* [Short task]: Copy out the data exactly, leaving the pictures behind.
Start of Dataset content
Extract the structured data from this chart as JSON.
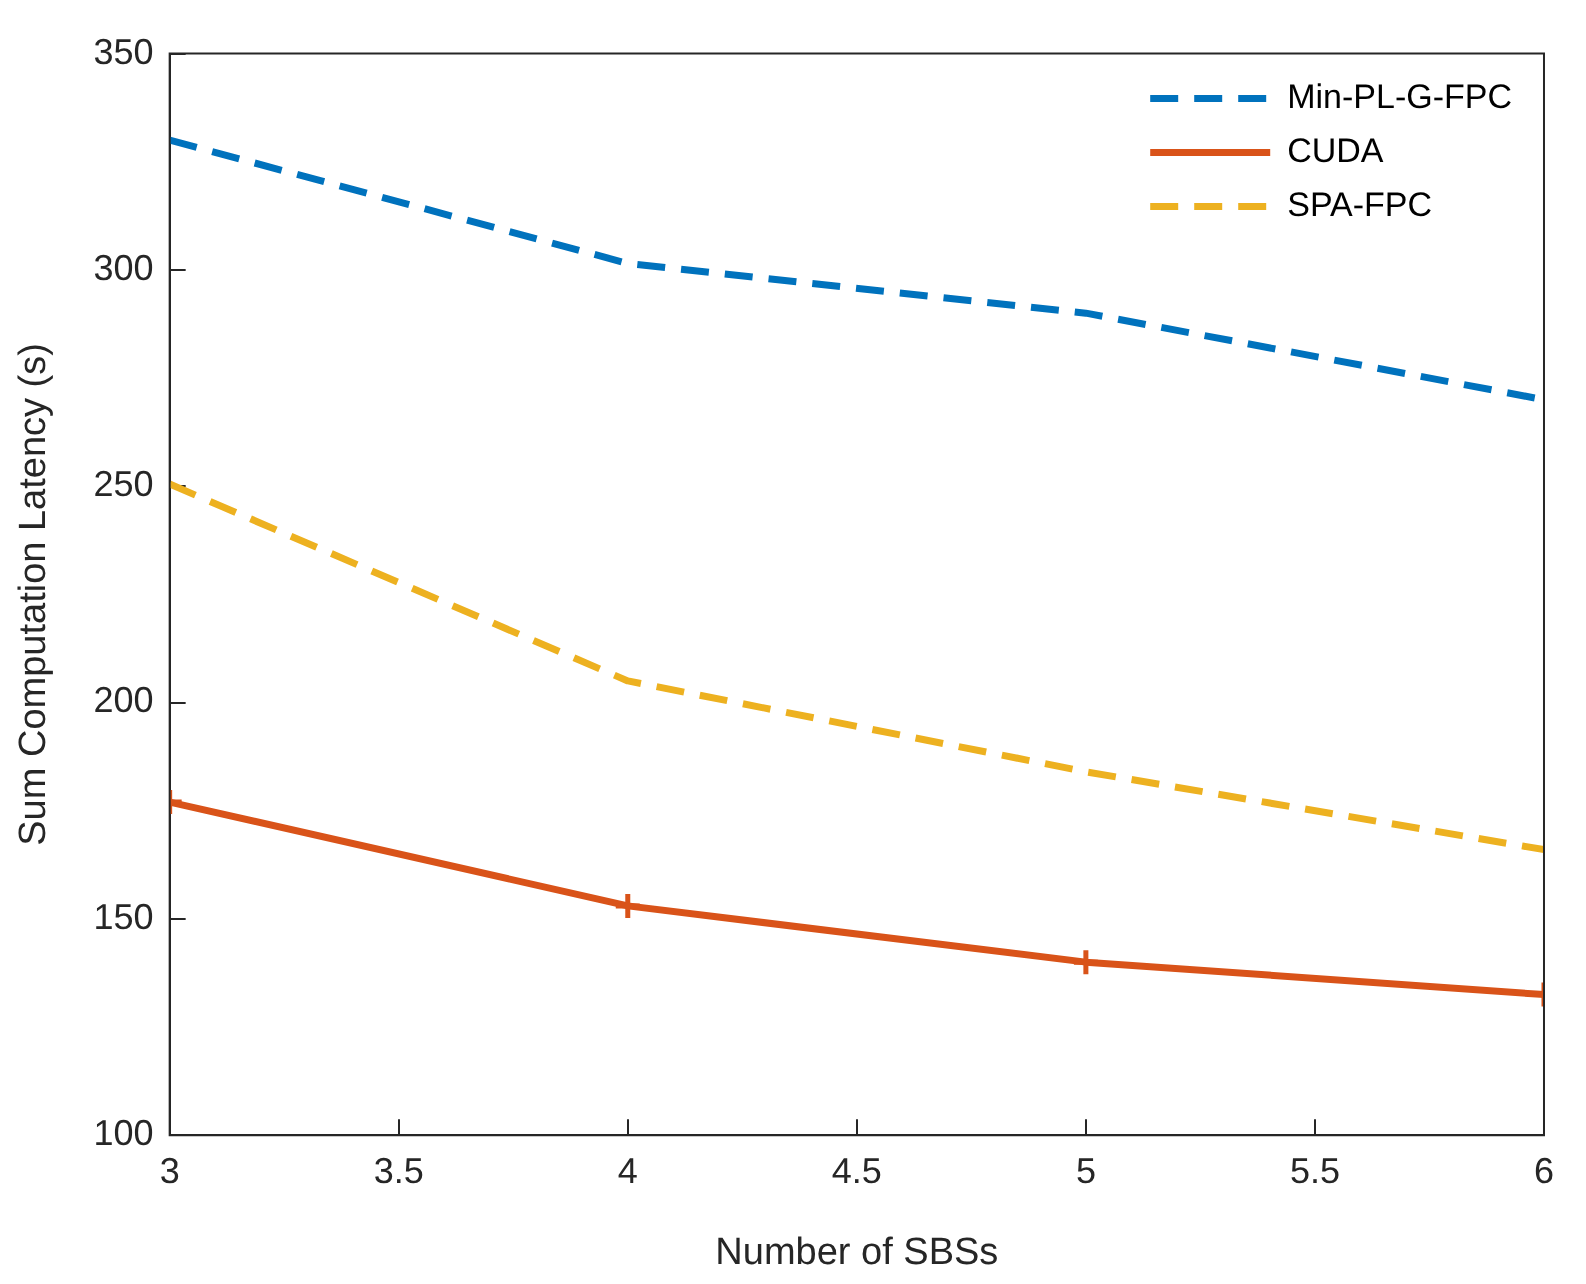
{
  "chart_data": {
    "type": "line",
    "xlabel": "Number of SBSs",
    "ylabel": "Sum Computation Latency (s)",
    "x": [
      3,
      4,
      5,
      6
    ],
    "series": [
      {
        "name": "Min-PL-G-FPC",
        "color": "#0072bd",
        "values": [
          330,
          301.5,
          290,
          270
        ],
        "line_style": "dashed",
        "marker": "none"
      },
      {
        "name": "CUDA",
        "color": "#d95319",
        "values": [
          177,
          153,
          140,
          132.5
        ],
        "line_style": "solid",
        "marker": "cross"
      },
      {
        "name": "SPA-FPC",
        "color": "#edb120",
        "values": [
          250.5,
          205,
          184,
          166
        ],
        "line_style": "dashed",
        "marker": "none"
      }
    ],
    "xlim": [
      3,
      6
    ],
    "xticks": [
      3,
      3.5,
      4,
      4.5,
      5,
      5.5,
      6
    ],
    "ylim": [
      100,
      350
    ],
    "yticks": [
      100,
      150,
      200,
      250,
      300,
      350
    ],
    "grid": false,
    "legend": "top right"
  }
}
End of Dataset content
* [Written solution]:
Extract the structured data from this chart as JSON.
{
  "chart_data": {
    "type": "line",
    "xlabel": "Number of SBSs",
    "ylabel": "Sum Computation Latency (s)",
    "x": [
      3,
      4,
      5,
      6
    ],
    "series": [
      {
        "name": "Min-PL-G-FPC",
        "color": "#0072bd",
        "values": [
          330,
          301.5,
          290,
          270
        ],
        "line_style": "dashed",
        "marker": "none"
      },
      {
        "name": "CUDA",
        "color": "#d95319",
        "values": [
          177,
          153,
          140,
          132.5
        ],
        "line_style": "solid",
        "marker": "cross"
      },
      {
        "name": "SPA-FPC",
        "color": "#edb120",
        "values": [
          250.5,
          205,
          184,
          166
        ],
        "line_style": "dashed",
        "marker": "none"
      }
    ],
    "xlim": [
      3,
      6
    ],
    "xticks": [
      3,
      3.5,
      4,
      4.5,
      5,
      5.5,
      6
    ],
    "ylim": [
      100,
      350
    ],
    "yticks": [
      100,
      150,
      200,
      250,
      300,
      350
    ],
    "grid": false,
    "legend": "top right"
  }
}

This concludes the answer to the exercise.